**Challenge**
Copy the records below exactly, leaving out any pictures.

**Stored records**

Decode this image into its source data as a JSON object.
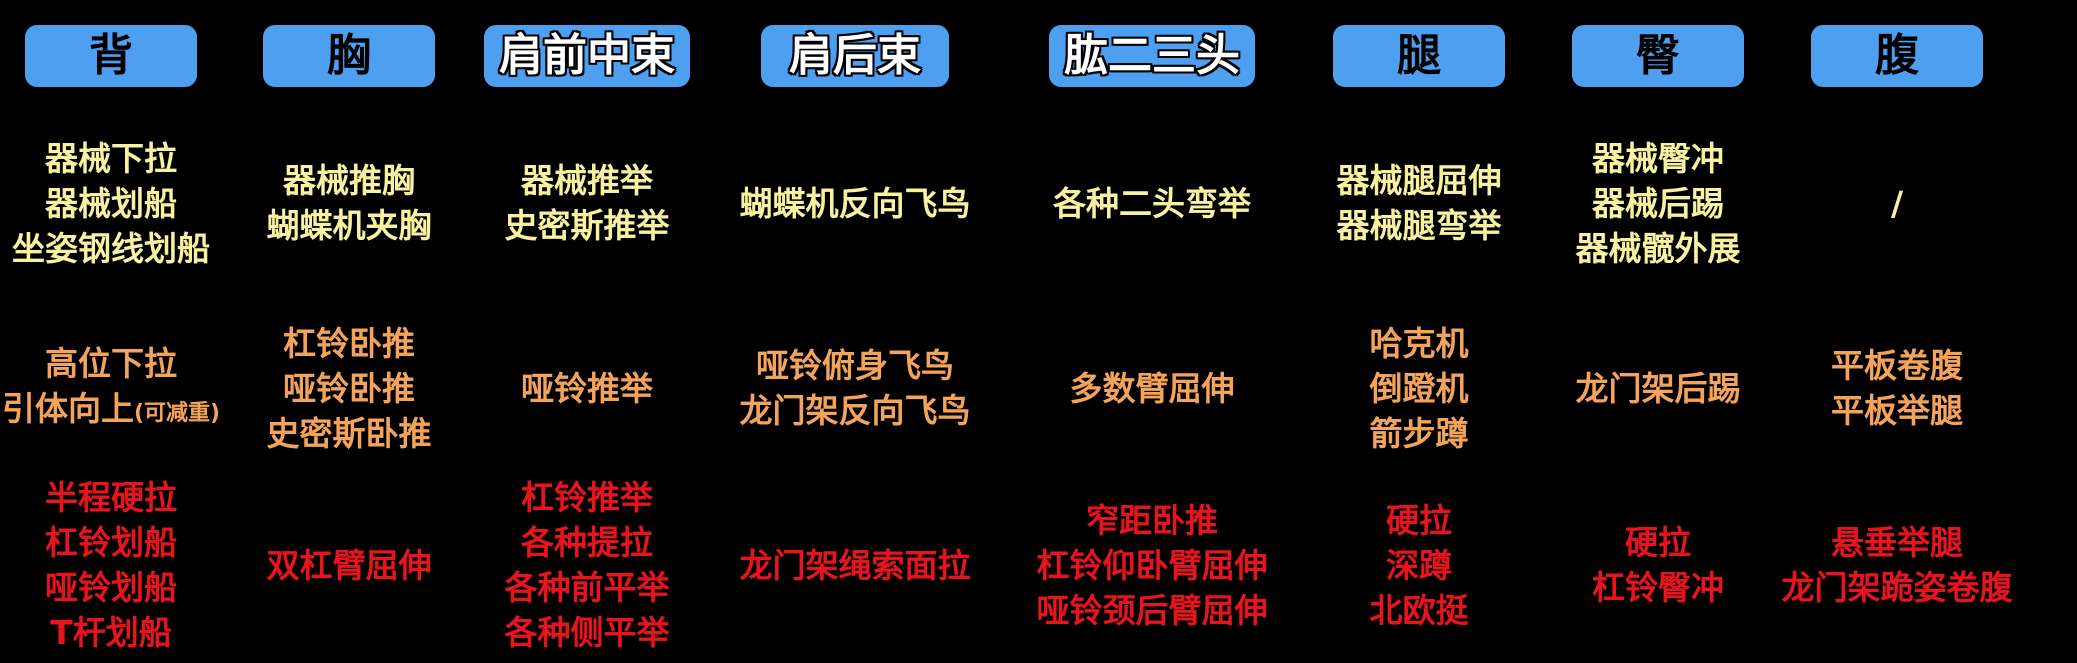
{
  "colors": {
    "background": "#000000",
    "header_bg": "#4f9ff0",
    "row1_text": "#f7f1a0",
    "row2_text": "#f4a45a",
    "row3_text": "#e8141d"
  },
  "columns": [
    {
      "header": "背",
      "row1": [
        "器械下拉",
        "器械划船",
        "坐姿钢线划船"
      ],
      "row2": [
        "高位下拉",
        "引体向上"
      ],
      "row2_note": "(可减重)",
      "row3": [
        "半程硬拉",
        "杠铃划船",
        "哑铃划船",
        "T杆划船"
      ]
    },
    {
      "header": "胸",
      "row1": [
        "器械推胸",
        "蝴蝶机夹胸"
      ],
      "row2": [
        "杠铃卧推",
        "哑铃卧推",
        "史密斯卧推"
      ],
      "row3": [
        "双杠臂屈伸"
      ]
    },
    {
      "header": "肩前中束",
      "row1": [
        "器械推举",
        "史密斯推举"
      ],
      "row2": [
        "哑铃推举"
      ],
      "row3": [
        "杠铃推举",
        "各种提拉",
        "各种前平举",
        "各种侧平举"
      ]
    },
    {
      "header": "肩后束",
      "row1": [
        "蝴蝶机反向飞鸟"
      ],
      "row2": [
        "哑铃俯身飞鸟",
        "龙门架反向飞鸟"
      ],
      "row3": [
        "龙门架绳索面拉"
      ]
    },
    {
      "header": "肱二三头",
      "row1": [
        "各种二头弯举"
      ],
      "row2": [
        "多数臂屈伸"
      ],
      "row3": [
        "窄距卧推",
        "杠铃仰卧臂屈伸",
        "哑铃颈后臂屈伸"
      ]
    },
    {
      "header": "腿",
      "row1": [
        "器械腿屈伸",
        "器械腿弯举"
      ],
      "row2": [
        "哈克机",
        "倒蹬机",
        "箭步蹲"
      ],
      "row3": [
        "硬拉",
        "深蹲",
        "北欧挺"
      ]
    },
    {
      "header": "臀",
      "row1": [
        "器械臀冲",
        "器械后踢",
        "器械髋外展"
      ],
      "row2": [
        "龙门架后踢"
      ],
      "row3": [
        "硬拉",
        "杠铃臀冲"
      ]
    },
    {
      "header": "腹",
      "row1": [
        "/"
      ],
      "row2": [
        "平板卷腹",
        "平板举腿"
      ],
      "row3": [
        "悬垂举腿",
        "龙门架跪姿卷腹"
      ]
    }
  ]
}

**Answer to this task**
Decode this image into its source data as a JSON object.
{
  "colors": {
    "background": "#000000",
    "header_bg": "#4f9ff0",
    "row1_text": "#f7f1a0",
    "row2_text": "#f4a45a",
    "row3_text": "#e8141d"
  },
  "columns": [
    {
      "header": "背",
      "row1": [
        "器械下拉",
        "器械划船",
        "坐姿钢线划船"
      ],
      "row2": [
        "高位下拉",
        "引体向上"
      ],
      "row2_note": "(可减重)",
      "row3": [
        "半程硬拉",
        "杠铃划船",
        "哑铃划船",
        "T杆划船"
      ]
    },
    {
      "header": "胸",
      "row1": [
        "器械推胸",
        "蝴蝶机夹胸"
      ],
      "row2": [
        "杠铃卧推",
        "哑铃卧推",
        "史密斯卧推"
      ],
      "row3": [
        "双杠臂屈伸"
      ]
    },
    {
      "header": "肩前中束",
      "row1": [
        "器械推举",
        "史密斯推举"
      ],
      "row2": [
        "哑铃推举"
      ],
      "row3": [
        "杠铃推举",
        "各种提拉",
        "各种前平举",
        "各种侧平举"
      ]
    },
    {
      "header": "肩后束",
      "row1": [
        "蝴蝶机反向飞鸟"
      ],
      "row2": [
        "哑铃俯身飞鸟",
        "龙门架反向飞鸟"
      ],
      "row3": [
        "龙门架绳索面拉"
      ]
    },
    {
      "header": "肱二三头",
      "row1": [
        "各种二头弯举"
      ],
      "row2": [
        "多数臂屈伸"
      ],
      "row3": [
        "窄距卧推",
        "杠铃仰卧臂屈伸",
        "哑铃颈后臂屈伸"
      ]
    },
    {
      "header": "腿",
      "row1": [
        "器械腿屈伸",
        "器械腿弯举"
      ],
      "row2": [
        "哈克机",
        "倒蹬机",
        "箭步蹲"
      ],
      "row3": [
        "硬拉",
        "深蹲",
        "北欧挺"
      ]
    },
    {
      "header": "臀",
      "row1": [
        "器械臀冲",
        "器械后踢",
        "器械髋外展"
      ],
      "row2": [
        "龙门架后踢"
      ],
      "row3": [
        "硬拉",
        "杠铃臀冲"
      ]
    },
    {
      "header": "腹",
      "row1": [
        "/"
      ],
      "row2": [
        "平板卷腹",
        "平板举腿"
      ],
      "row3": [
        "悬垂举腿",
        "龙门架跪姿卷腹"
      ]
    }
  ]
}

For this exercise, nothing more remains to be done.